Extract the text of each entry below exactly, leaving every image behind.

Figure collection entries

===

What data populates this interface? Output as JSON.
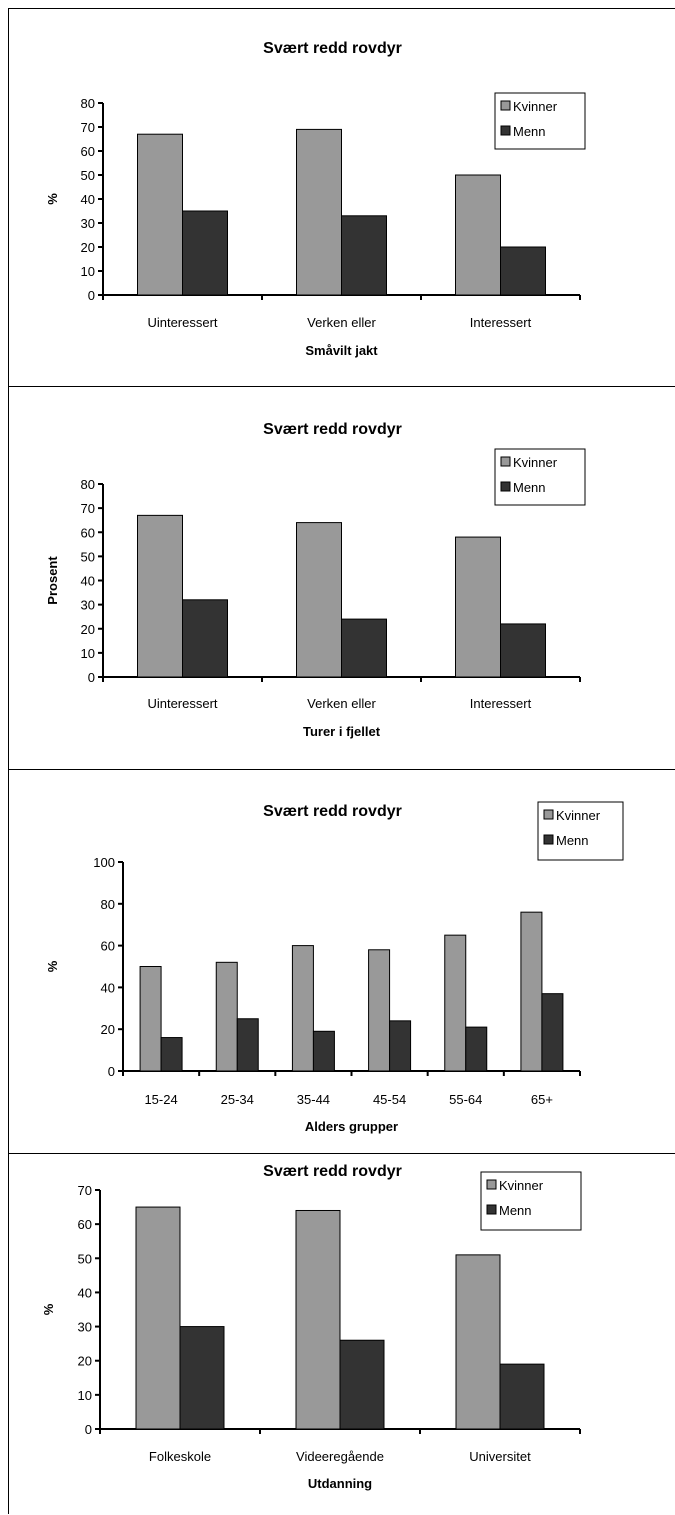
{
  "chart_data": [
    {
      "type": "bar",
      "title": "Svært redd rovdyr",
      "xlabel": "Småvilt jakt",
      "ylabel": "%",
      "ylim": [
        0,
        80
      ],
      "yticks": [
        0,
        10,
        20,
        30,
        40,
        50,
        60,
        70,
        80
      ],
      "categories": [
        "Uinteressert",
        "Verken eller",
        "Interessert"
      ],
      "series": [
        {
          "name": "Kvinner",
          "values": [
            67,
            69,
            50
          ]
        },
        {
          "name": "Menn",
          "values": [
            35,
            33,
            20
          ]
        }
      ],
      "legend": "top-right",
      "grid": false
    },
    {
      "type": "bar",
      "title": "Svært redd rovdyr",
      "xlabel": "Turer i fjellet",
      "ylabel": "Prosent",
      "ylim": [
        0,
        80
      ],
      "yticks": [
        0,
        10,
        20,
        30,
        40,
        50,
        60,
        70,
        80
      ],
      "categories": [
        "Uinteressert",
        "Verken eller",
        "Interessert"
      ],
      "series": [
        {
          "name": "Kvinner",
          "values": [
            67,
            64,
            58
          ]
        },
        {
          "name": "Menn",
          "values": [
            32,
            24,
            22
          ]
        }
      ],
      "legend": "top-right",
      "grid": false
    },
    {
      "type": "bar",
      "title": "Svært redd rovdyr",
      "xlabel": "Alders grupper",
      "ylabel": "%",
      "ylim": [
        0,
        100
      ],
      "yticks": [
        0,
        20,
        40,
        60,
        80,
        100
      ],
      "categories": [
        "15-24",
        "25-34",
        "35-44",
        "45-54",
        "55-64",
        "65+"
      ],
      "series": [
        {
          "name": "Kvinner",
          "values": [
            50,
            52,
            60,
            58,
            65,
            76
          ]
        },
        {
          "name": "Menn",
          "values": [
            16,
            25,
            19,
            24,
            21,
            37
          ]
        }
      ],
      "legend": "top-right",
      "grid": false
    },
    {
      "type": "bar",
      "title": "Svært redd rovdyr",
      "xlabel": "Utdanning",
      "ylabel": "%",
      "ylim": [
        0,
        70
      ],
      "yticks": [
        0,
        10,
        20,
        30,
        40,
        50,
        60,
        70
      ],
      "categories": [
        "Folkeskole",
        "Videeregående",
        "Universitet"
      ],
      "series": [
        {
          "name": "Kvinner",
          "values": [
            65,
            64,
            51
          ]
        },
        {
          "name": "Menn",
          "values": [
            30,
            26,
            19
          ]
        }
      ],
      "legend": "top-right",
      "grid": false
    }
  ],
  "colors": {
    "Kvinner": "#999999",
    "Menn": "#333333",
    "axis": "#000000",
    "background": "#ffffff"
  }
}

===

**COMPLETED EXERCISE**
What data populates this interface? Output as JSON.
{
  "chart_data": [
    {
      "type": "bar",
      "title": "Svært redd rovdyr",
      "xlabel": "Småvilt jakt",
      "ylabel": "%",
      "ylim": [
        0,
        80
      ],
      "yticks": [
        0,
        10,
        20,
        30,
        40,
        50,
        60,
        70,
        80
      ],
      "categories": [
        "Uinteressert",
        "Verken eller",
        "Interessert"
      ],
      "series": [
        {
          "name": "Kvinner",
          "values": [
            67,
            69,
            50
          ]
        },
        {
          "name": "Menn",
          "values": [
            35,
            33,
            20
          ]
        }
      ],
      "legend": "top-right",
      "grid": false
    },
    {
      "type": "bar",
      "title": "Svært redd rovdyr",
      "xlabel": "Turer i fjellet",
      "ylabel": "Prosent",
      "ylim": [
        0,
        80
      ],
      "yticks": [
        0,
        10,
        20,
        30,
        40,
        50,
        60,
        70,
        80
      ],
      "categories": [
        "Uinteressert",
        "Verken eller",
        "Interessert"
      ],
      "series": [
        {
          "name": "Kvinner",
          "values": [
            67,
            64,
            58
          ]
        },
        {
          "name": "Menn",
          "values": [
            32,
            24,
            22
          ]
        }
      ],
      "legend": "top-right",
      "grid": false
    },
    {
      "type": "bar",
      "title": "Svært redd rovdyr",
      "xlabel": "Alders grupper",
      "ylabel": "%",
      "ylim": [
        0,
        100
      ],
      "yticks": [
        0,
        20,
        40,
        60,
        80,
        100
      ],
      "categories": [
        "15-24",
        "25-34",
        "35-44",
        "45-54",
        "55-64",
        "65+"
      ],
      "series": [
        {
          "name": "Kvinner",
          "values": [
            50,
            52,
            60,
            58,
            65,
            76
          ]
        },
        {
          "name": "Menn",
          "values": [
            16,
            25,
            19,
            24,
            21,
            37
          ]
        }
      ],
      "legend": "top-right",
      "grid": false
    },
    {
      "type": "bar",
      "title": "Svært redd rovdyr",
      "xlabel": "Utdanning",
      "ylabel": "%",
      "ylim": [
        0,
        70
      ],
      "yticks": [
        0,
        10,
        20,
        30,
        40,
        50,
        60,
        70
      ],
      "categories": [
        "Folkeskole",
        "Videeregående",
        "Universitet"
      ],
      "series": [
        {
          "name": "Kvinner",
          "values": [
            65,
            64,
            51
          ]
        },
        {
          "name": "Menn",
          "values": [
            30,
            26,
            19
          ]
        }
      ],
      "legend": "top-right",
      "grid": false
    }
  ],
  "colors": {
    "Kvinner": "#999999",
    "Menn": "#333333",
    "axis": "#000000",
    "background": "#ffffff"
  }
}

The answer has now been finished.